[Data records]
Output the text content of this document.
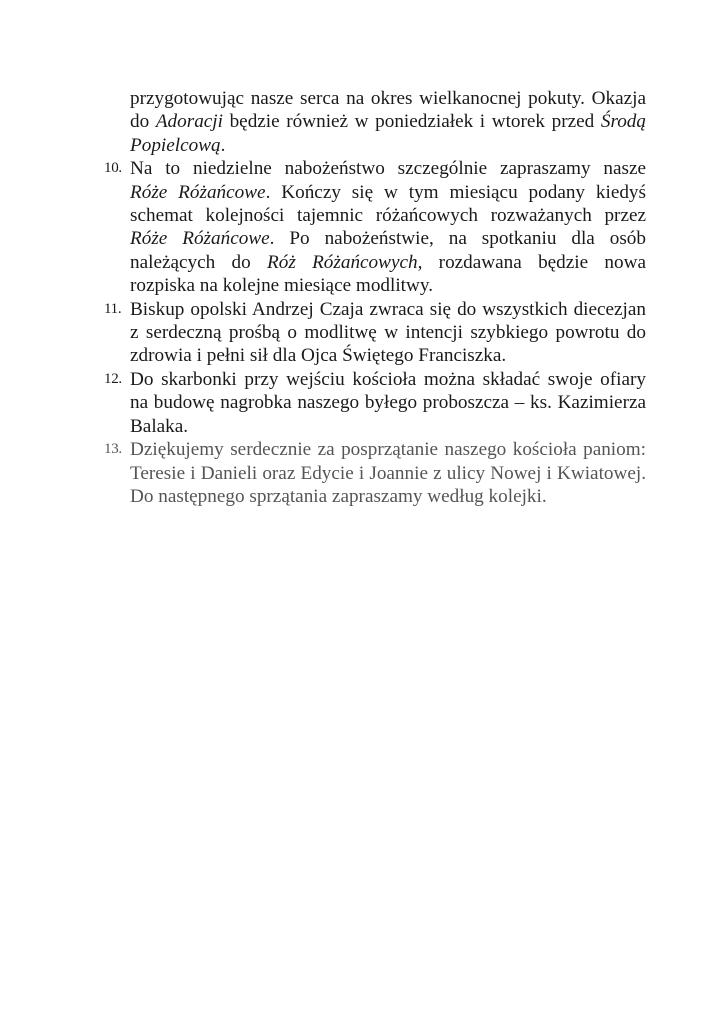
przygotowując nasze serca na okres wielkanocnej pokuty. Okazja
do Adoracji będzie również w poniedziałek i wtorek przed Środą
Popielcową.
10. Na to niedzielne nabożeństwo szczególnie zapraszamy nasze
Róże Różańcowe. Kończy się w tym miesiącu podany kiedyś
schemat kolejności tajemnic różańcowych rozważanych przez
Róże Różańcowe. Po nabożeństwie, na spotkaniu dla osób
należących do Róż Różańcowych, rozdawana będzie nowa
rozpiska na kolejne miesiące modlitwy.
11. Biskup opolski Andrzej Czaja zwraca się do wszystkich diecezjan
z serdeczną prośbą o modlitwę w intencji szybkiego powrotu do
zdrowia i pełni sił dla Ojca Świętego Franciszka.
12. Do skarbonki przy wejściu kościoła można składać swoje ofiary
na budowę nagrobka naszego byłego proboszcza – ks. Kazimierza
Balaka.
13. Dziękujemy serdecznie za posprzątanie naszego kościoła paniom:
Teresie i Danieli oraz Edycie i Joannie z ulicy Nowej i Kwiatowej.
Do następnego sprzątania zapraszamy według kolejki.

==

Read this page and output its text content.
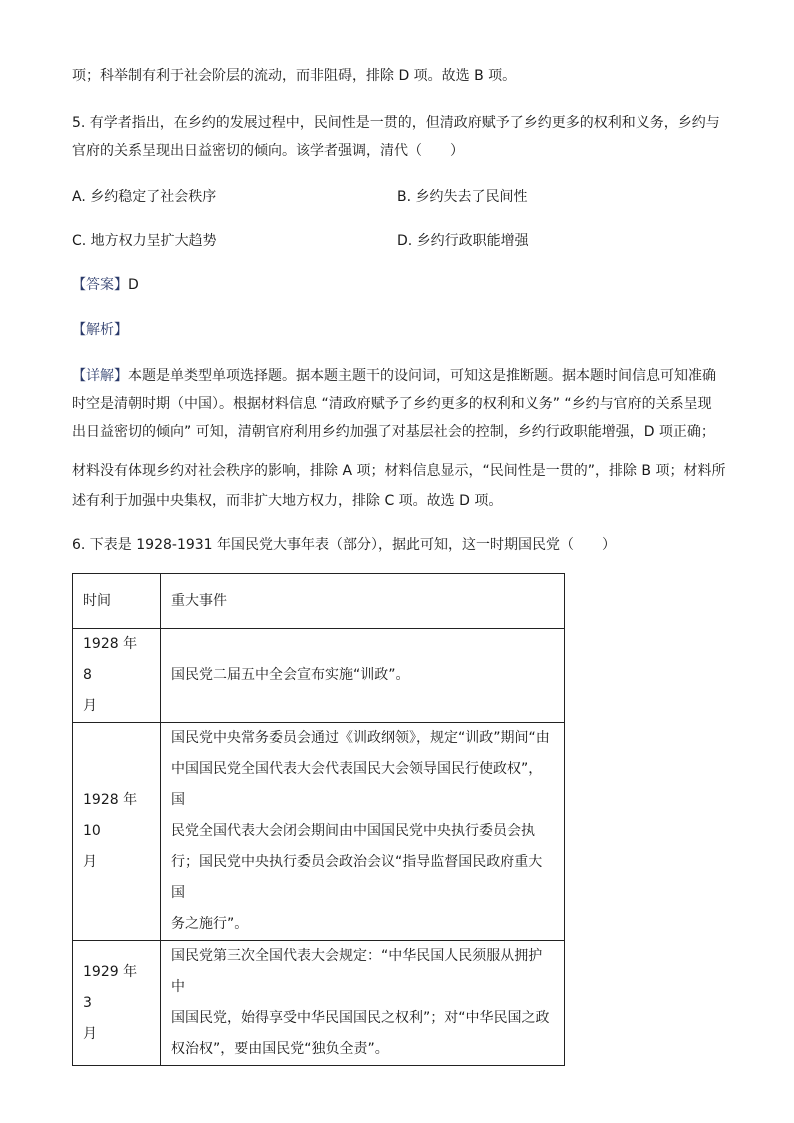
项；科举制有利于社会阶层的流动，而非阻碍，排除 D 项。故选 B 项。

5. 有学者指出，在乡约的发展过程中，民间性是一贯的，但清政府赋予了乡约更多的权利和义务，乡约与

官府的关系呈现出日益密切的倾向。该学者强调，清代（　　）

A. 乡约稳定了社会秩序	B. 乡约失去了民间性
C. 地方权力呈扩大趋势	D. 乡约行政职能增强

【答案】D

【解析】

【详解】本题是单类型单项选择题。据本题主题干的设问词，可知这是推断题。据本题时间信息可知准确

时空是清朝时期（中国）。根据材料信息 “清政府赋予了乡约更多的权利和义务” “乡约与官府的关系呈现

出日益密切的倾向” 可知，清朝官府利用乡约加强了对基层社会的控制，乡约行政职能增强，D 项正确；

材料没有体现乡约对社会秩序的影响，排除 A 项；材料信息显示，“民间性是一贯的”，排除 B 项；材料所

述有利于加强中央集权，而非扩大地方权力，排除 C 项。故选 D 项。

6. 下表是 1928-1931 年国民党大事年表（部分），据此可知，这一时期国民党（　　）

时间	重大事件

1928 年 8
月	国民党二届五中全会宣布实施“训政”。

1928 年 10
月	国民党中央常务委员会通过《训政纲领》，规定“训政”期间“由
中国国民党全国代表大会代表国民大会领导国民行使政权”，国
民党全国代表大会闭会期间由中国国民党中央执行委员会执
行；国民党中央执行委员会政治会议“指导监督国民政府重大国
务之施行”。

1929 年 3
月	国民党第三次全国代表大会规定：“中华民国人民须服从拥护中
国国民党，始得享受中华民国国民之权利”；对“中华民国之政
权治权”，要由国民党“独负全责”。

◆ What the exercise asks
Copy out each line of the material that holds the word "Róże".

◆ Response
Róże Różańcowe. Kończy się w tym miesiącu podany kiedyś
Róże Różańcowe. Po nabożeństwie, na spotkaniu dla osób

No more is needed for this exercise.